Copy every line of the following data that includes the string "папок".

Extracted records:
----

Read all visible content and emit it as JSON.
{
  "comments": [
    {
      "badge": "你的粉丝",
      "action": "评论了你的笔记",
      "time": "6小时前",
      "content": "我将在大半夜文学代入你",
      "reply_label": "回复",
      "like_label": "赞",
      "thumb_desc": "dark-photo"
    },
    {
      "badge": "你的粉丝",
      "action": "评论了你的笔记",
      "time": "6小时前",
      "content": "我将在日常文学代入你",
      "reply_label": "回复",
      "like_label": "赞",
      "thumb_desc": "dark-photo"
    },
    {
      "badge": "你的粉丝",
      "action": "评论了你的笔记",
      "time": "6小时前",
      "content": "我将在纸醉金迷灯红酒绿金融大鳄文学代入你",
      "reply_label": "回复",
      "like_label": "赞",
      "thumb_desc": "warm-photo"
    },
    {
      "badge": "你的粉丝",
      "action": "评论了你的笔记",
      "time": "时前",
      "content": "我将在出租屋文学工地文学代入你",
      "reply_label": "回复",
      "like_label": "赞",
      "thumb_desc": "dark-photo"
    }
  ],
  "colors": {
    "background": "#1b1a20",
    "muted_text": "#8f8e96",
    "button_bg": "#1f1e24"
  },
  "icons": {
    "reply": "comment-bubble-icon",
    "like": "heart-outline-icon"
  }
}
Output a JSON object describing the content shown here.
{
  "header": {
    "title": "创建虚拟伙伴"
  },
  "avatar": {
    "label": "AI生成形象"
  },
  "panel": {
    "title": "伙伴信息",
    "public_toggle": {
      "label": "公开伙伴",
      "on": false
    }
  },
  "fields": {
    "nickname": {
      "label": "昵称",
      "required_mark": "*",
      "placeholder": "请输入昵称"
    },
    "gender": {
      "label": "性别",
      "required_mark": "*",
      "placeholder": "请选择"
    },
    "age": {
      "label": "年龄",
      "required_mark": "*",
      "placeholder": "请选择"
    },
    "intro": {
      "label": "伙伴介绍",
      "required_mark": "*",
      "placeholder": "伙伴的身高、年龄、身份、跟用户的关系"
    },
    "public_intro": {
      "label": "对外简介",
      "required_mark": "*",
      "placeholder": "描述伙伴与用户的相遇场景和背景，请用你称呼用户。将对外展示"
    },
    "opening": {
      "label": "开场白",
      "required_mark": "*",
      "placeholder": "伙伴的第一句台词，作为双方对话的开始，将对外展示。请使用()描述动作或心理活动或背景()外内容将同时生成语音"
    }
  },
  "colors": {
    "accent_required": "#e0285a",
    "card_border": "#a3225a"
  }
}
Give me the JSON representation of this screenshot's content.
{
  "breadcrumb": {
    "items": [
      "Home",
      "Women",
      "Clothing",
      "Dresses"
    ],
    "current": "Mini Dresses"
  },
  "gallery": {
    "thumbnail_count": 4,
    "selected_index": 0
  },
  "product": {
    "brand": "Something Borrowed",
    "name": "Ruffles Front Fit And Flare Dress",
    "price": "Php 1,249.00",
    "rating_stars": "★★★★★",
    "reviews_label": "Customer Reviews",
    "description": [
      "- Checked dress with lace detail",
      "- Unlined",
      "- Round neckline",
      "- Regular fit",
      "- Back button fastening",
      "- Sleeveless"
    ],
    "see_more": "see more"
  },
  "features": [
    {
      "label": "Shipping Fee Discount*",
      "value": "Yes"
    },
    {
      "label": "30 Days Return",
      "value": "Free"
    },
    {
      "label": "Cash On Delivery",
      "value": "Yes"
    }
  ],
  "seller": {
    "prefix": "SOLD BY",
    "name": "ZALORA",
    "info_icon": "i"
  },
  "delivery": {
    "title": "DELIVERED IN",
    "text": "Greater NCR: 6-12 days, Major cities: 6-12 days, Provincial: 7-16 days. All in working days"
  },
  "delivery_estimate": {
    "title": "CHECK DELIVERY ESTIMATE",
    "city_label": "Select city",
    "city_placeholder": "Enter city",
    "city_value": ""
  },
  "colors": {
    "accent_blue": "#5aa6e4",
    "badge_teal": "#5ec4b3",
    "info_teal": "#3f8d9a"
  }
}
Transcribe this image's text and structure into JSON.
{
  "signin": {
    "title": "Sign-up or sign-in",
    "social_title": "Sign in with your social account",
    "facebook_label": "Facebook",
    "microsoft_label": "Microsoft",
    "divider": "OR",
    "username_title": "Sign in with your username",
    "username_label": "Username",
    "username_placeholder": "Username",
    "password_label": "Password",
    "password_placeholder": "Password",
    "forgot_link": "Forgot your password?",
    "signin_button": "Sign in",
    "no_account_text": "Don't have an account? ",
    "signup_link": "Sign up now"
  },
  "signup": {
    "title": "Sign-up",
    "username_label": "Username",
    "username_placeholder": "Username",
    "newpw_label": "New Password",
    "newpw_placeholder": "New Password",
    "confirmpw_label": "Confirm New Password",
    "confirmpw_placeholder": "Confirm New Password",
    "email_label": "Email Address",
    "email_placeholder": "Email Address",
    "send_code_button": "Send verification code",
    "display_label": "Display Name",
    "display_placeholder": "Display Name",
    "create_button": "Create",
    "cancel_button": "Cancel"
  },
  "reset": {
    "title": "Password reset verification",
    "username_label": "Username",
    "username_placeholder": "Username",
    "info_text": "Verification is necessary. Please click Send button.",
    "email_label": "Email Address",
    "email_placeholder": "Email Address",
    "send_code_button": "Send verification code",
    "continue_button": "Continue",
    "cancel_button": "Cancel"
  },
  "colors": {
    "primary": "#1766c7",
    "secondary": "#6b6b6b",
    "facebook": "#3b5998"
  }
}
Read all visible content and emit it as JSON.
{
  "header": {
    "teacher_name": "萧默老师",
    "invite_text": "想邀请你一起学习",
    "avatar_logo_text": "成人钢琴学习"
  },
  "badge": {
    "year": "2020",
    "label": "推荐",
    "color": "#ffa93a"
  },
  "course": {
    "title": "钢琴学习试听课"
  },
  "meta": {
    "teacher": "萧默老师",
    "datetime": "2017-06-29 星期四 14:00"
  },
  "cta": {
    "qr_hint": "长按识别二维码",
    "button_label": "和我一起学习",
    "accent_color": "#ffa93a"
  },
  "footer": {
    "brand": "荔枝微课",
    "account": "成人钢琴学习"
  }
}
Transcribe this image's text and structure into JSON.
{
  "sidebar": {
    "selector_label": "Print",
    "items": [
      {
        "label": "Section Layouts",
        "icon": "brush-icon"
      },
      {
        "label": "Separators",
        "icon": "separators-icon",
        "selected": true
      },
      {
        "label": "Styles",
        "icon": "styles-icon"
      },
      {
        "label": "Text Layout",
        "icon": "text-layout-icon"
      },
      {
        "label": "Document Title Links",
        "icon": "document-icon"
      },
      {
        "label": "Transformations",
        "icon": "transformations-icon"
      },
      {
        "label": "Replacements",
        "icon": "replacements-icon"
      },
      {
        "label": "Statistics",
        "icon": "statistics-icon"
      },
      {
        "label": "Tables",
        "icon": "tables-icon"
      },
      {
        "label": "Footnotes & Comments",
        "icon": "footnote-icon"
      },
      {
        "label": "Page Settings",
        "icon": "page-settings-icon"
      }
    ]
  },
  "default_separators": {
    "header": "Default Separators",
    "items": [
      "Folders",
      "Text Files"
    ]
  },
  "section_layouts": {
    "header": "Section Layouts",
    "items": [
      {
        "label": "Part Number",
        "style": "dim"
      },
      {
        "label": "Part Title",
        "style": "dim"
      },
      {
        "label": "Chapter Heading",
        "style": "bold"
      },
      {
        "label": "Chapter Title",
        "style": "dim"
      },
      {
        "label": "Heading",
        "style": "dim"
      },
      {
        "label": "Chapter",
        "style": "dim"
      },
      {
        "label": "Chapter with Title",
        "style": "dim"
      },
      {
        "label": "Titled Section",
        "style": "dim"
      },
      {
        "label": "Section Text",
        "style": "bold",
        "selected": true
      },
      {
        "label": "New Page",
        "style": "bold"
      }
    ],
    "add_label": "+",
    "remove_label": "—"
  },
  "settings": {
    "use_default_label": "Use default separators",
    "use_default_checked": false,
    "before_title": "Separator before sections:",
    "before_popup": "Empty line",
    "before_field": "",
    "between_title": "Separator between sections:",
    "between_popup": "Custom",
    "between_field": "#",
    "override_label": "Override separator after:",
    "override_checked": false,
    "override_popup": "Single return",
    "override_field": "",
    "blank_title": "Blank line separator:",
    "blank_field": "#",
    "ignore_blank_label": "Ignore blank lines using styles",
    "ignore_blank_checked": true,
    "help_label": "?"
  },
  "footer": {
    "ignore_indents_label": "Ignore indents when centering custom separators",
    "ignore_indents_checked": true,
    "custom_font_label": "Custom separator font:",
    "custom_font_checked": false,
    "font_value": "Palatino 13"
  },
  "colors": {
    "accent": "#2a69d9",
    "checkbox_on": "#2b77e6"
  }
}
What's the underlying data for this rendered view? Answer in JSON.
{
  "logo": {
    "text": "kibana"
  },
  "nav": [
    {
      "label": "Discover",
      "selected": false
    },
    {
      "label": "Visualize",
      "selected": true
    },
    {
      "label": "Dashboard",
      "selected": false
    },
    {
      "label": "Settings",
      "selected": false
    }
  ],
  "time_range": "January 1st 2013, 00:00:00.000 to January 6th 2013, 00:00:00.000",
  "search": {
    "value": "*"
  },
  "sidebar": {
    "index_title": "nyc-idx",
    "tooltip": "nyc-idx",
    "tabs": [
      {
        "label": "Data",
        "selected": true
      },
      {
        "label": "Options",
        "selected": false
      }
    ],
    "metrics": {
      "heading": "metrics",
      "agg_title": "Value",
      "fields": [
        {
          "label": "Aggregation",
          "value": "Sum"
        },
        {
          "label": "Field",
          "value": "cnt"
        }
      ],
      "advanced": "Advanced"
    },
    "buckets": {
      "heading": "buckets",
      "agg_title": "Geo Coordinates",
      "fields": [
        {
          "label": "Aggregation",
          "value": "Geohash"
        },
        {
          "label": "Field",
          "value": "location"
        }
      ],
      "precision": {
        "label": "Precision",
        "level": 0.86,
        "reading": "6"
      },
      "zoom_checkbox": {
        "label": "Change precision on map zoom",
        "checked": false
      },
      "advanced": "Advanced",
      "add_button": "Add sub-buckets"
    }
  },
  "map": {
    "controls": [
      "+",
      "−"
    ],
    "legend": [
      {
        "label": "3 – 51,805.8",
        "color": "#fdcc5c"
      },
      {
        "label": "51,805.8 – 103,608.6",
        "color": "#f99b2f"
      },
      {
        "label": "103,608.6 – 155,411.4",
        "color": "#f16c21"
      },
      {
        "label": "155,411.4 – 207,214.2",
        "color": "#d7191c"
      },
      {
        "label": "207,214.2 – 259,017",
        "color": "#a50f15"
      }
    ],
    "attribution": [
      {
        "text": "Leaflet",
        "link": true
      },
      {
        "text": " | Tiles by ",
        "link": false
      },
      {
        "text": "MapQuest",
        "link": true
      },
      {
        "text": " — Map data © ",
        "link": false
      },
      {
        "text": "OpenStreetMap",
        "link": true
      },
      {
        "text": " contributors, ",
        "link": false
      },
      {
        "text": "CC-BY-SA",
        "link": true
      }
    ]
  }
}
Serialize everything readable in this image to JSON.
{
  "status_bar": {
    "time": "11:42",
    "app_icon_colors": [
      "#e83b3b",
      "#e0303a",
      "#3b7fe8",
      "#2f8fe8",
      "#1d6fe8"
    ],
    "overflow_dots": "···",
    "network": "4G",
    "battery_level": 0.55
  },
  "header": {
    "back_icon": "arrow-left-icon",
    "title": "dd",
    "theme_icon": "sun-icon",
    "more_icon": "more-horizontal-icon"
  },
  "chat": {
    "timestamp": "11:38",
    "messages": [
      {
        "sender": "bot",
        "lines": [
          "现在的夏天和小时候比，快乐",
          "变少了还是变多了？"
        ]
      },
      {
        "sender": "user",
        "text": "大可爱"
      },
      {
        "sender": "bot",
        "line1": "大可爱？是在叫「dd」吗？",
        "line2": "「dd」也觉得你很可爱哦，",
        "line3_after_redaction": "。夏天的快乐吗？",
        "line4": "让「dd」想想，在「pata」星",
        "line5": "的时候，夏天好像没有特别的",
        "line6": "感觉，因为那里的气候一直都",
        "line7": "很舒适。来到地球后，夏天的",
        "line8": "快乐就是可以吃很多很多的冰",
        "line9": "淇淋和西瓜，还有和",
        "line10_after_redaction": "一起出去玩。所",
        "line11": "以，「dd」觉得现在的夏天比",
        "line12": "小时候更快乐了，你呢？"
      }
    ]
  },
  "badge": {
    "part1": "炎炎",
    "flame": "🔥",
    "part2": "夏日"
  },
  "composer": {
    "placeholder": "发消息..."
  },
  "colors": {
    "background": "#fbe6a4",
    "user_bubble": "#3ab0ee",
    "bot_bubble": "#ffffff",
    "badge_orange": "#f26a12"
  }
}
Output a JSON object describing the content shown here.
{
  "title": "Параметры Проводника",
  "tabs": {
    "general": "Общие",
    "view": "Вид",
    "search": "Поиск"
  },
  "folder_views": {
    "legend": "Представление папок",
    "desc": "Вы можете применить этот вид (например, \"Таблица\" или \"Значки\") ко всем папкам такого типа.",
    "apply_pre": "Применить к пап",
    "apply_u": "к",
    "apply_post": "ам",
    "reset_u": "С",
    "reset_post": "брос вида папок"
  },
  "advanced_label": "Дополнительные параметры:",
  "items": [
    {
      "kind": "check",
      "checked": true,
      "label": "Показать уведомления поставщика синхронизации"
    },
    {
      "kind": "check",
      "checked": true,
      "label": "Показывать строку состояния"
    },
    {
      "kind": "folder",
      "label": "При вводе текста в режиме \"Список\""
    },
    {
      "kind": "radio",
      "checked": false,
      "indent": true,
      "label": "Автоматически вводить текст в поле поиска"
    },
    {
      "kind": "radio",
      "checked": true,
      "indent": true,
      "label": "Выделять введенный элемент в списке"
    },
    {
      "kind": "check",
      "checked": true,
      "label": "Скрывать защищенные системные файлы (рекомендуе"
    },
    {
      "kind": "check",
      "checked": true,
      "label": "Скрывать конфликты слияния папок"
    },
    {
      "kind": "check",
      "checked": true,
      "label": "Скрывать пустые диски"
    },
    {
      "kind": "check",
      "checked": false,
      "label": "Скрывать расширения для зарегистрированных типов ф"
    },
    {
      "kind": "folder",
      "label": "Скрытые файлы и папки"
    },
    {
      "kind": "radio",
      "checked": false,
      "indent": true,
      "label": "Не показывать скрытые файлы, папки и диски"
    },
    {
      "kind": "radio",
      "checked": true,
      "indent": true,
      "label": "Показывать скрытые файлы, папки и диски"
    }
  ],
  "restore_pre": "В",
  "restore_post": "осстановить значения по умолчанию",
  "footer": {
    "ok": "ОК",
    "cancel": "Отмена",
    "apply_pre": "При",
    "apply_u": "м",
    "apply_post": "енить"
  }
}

----

FULL OUTPUT ::
    "legend": "Представление папок",
    "reset_post": "брос вида папок"
      "label": "Скрывать конфликты слияния папок"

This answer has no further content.